--- Begin RECORD EXTRACTS ---
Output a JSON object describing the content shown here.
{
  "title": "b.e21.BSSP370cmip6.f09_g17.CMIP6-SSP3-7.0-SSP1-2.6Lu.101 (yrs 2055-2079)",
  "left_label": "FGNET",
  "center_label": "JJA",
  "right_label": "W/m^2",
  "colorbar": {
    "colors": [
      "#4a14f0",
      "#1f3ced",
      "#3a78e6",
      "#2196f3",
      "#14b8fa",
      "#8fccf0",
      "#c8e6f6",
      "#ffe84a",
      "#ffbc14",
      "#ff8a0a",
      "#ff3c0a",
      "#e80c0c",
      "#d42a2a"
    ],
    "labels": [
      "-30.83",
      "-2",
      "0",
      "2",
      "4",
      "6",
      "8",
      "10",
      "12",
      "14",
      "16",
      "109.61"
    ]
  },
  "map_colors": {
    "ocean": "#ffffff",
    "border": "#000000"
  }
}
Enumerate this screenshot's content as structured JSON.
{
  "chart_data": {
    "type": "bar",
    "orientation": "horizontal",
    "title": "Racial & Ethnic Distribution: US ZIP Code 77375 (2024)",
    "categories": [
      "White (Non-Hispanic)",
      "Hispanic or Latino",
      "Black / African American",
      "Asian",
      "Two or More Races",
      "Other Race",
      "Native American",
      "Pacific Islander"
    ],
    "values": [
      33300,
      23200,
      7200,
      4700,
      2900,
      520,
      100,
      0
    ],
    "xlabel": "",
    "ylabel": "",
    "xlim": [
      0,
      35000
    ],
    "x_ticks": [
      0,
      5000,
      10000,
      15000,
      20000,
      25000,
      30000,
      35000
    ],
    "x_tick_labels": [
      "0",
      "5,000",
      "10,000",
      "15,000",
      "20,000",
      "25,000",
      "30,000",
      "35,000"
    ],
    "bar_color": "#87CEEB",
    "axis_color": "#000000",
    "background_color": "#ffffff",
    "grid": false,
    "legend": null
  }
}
--- End RECORD EXTRACTS ---
Write down every line of the data exactly as it appears above.

Output a JSON object describing the content shown here.
{
  "title": "b.e21.BSSP370cmip6.f09_g17.CMIP6-SSP3-7.0-SSP1-2.6Lu.101 (yrs 2055-2079)",
  "left_label": "FGNET",
  "center_label": "JJA",
  "right_label": "W/m^2",
  "colorbar": {
    "colors": [
      "#4a14f0",
      "#1f3ced",
      "#3a78e6",
      "#2196f3",
      "#14b8fa",
      "#8fccf0",
      "#c8e6f6",
      "#ffe84a",
      "#ffbc14",
      "#ff8a0a",
      "#ff3c0a",
      "#e80c0c",
      "#d42a2a"
    ],
    "labels": [
      "-30.83",
      "-2",
      "0",
      "2",
      "4",
      "6",
      "8",
      "10",
      "12",
      "14",
      "16",
      "109.61"
    ]
  },
  "map_colors": {
    "ocean": "#ffffff",
    "border": "#000000"
  }
}
Enumerate this screenshot's content as structured JSON.
{
  "chart_data": {
    "type": "bar",
    "orientation": "horizontal",
    "title": "Racial & Ethnic Distribution: US ZIP Code 77375 (2024)",
    "categories": [
      "White (Non-Hispanic)",
      "Hispanic or Latino",
      "Black / African American",
      "Asian",
      "Two or More Races",
      "Other Race",
      "Native American",
      "Pacific Islander"
    ],
    "values": [
      33300,
      23200,
      7200,
      4700,
      2900,
      520,
      100,
      0
    ],
    "xlabel": "",
    "ylabel": "",
    "xlim": [
      0,
      35000
    ],
    "x_ticks": [
      0,
      5000,
      10000,
      15000,
      20000,
      25000,
      30000,
      35000
    ],
    "x_tick_labels": [
      "0",
      "5,000",
      "10,000",
      "15,000",
      "20,000",
      "25,000",
      "30,000",
      "35,000"
    ],
    "bar_color": "#87CEEB",
    "axis_color": "#000000",
    "background_color": "#ffffff",
    "grid": false,
    "legend": null
  }
}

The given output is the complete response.